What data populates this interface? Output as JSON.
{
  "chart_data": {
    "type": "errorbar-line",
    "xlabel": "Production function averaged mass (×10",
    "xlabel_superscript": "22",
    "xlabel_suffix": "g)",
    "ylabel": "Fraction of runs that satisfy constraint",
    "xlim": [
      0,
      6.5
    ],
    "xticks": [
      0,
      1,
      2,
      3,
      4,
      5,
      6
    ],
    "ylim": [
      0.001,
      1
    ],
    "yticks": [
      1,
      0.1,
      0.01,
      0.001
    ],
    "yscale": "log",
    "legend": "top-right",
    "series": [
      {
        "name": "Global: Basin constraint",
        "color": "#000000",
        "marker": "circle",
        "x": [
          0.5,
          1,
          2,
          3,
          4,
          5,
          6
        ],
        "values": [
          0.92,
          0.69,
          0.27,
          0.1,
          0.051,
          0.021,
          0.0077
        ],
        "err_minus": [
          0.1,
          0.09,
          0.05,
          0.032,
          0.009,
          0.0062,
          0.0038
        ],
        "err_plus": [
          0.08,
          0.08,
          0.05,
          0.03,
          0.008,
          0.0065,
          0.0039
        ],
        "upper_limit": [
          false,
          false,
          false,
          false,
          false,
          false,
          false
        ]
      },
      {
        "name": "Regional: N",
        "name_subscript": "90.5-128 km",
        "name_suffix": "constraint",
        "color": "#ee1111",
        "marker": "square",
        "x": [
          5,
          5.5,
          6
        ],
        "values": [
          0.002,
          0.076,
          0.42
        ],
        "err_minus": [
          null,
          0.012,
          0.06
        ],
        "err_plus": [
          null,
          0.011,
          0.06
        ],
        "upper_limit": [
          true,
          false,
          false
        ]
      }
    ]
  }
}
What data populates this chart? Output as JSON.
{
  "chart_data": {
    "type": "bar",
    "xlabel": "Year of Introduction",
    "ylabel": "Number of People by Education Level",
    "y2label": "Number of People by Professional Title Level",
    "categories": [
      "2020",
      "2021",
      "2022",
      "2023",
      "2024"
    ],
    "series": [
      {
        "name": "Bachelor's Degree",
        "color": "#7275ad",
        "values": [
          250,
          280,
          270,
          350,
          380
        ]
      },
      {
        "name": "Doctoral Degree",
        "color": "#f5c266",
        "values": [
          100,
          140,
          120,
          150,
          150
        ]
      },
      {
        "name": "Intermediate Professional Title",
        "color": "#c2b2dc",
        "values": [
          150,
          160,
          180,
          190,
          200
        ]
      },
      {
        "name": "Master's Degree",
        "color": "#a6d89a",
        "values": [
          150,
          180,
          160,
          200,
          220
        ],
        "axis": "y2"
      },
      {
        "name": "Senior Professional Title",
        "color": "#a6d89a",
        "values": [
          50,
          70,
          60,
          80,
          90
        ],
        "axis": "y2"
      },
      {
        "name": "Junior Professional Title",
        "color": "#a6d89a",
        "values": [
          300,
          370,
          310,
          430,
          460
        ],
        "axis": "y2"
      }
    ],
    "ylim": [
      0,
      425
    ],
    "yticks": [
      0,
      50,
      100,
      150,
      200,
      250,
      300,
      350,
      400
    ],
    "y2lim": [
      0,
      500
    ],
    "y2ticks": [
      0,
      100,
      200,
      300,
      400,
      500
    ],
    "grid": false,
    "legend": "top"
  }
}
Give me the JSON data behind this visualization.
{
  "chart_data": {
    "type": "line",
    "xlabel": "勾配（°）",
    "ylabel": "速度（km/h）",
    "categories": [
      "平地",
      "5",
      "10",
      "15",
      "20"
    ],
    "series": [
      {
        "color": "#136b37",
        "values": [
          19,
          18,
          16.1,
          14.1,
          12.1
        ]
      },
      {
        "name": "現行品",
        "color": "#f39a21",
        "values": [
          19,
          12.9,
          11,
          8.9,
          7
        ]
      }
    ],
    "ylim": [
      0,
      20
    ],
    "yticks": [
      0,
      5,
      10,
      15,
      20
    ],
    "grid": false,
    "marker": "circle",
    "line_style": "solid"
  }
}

* **The exercise**:
Among the lines above, count those containing the word "Number" and give nothing but the result.

* **Finished answer**:
2